***** Task input *****

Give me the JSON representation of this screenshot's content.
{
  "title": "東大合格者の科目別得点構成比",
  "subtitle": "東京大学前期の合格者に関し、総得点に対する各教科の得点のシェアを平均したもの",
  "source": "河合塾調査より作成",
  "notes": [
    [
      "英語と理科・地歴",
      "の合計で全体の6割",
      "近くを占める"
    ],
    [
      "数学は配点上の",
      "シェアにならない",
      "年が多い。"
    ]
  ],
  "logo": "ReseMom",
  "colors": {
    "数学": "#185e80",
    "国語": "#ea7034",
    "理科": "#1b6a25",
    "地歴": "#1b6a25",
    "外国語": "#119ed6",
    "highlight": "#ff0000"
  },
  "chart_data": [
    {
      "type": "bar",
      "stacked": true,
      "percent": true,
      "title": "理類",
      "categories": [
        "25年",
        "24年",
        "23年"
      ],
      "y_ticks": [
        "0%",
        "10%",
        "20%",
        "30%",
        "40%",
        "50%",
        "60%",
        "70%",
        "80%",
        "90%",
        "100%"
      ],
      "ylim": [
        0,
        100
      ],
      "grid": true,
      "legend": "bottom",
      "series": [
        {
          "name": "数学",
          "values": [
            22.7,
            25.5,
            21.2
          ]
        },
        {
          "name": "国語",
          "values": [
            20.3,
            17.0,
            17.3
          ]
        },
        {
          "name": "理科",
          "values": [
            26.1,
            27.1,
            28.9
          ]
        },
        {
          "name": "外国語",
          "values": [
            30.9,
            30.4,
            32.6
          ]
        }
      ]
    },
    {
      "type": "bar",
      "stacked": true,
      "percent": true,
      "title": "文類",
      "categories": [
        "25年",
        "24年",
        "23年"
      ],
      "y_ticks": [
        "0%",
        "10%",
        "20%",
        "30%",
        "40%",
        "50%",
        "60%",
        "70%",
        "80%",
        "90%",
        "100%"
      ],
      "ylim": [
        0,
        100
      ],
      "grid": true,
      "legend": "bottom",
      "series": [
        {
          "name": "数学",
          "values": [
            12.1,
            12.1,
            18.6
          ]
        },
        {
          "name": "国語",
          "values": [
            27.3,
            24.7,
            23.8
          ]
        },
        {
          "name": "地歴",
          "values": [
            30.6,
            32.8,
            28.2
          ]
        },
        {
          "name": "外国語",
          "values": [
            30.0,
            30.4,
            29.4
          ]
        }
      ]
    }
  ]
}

*****

What to work on: Print the material once more, exactly.

Task result:
Give me the JSON representation of this screenshot's content.
{
  "title": "東大合格者の科目別得点構成比",
  "subtitle": "東京大学前期の合格者に関し、総得点に対する各教科の得点のシェアを平均したもの",
  "source": "河合塾調査より作成",
  "notes": [
    [
      "英語と理科・地歴",
      "の合計で全体の6割",
      "近くを占める"
    ],
    [
      "数学は配点上の",
      "シェアにならない",
      "年が多い。"
    ]
  ],
  "logo": "ReseMom",
  "colors": {
    "数学": "#185e80",
    "国語": "#ea7034",
    "理科": "#1b6a25",
    "地歴": "#1b6a25",
    "外国語": "#119ed6",
    "highlight": "#ff0000"
  },
  "chart_data": [
    {
      "type": "bar",
      "stacked": true,
      "percent": true,
      "title": "理類",
      "categories": [
        "25年",
        "24年",
        "23年"
      ],
      "y_ticks": [
        "0%",
        "10%",
        "20%",
        "30%",
        "40%",
        "50%",
        "60%",
        "70%",
        "80%",
        "90%",
        "100%"
      ],
      "ylim": [
        0,
        100
      ],
      "grid": true,
      "legend": "bottom",
      "series": [
        {
          "name": "数学",
          "values": [
            22.7,
            25.5,
            21.2
          ]
        },
        {
          "name": "国語",
          "values": [
            20.3,
            17.0,
            17.3
          ]
        },
        {
          "name": "理科",
          "values": [
            26.1,
            27.1,
            28.9
          ]
        },
        {
          "name": "外国語",
          "values": [
            30.9,
            30.4,
            32.6
          ]
        }
      ]
    },
    {
      "type": "bar",
      "stacked": true,
      "percent": true,
      "title": "文類",
      "categories": [
        "25年",
        "24年",
        "23年"
      ],
      "y_ticks": [
        "0%",
        "10%",
        "20%",
        "30%",
        "40%",
        "50%",
        "60%",
        "70%",
        "80%",
        "90%",
        "100%"
      ],
      "ylim": [
        0,
        100
      ],
      "grid": true,
      "legend": "bottom",
      "series": [
        {
          "name": "数学",
          "values": [
            12.1,
            12.1,
            18.6
          ]
        },
        {
          "name": "国語",
          "values": [
            27.3,
            24.7,
            23.8
          ]
        },
        {
          "name": "地歴",
          "values": [
            30.6,
            32.8,
            28.2
          ]
        },
        {
          "name": "外国語",
          "values": [
            30.0,
            30.4,
            29.4
          ]
        }
      ]
    }
  ]
}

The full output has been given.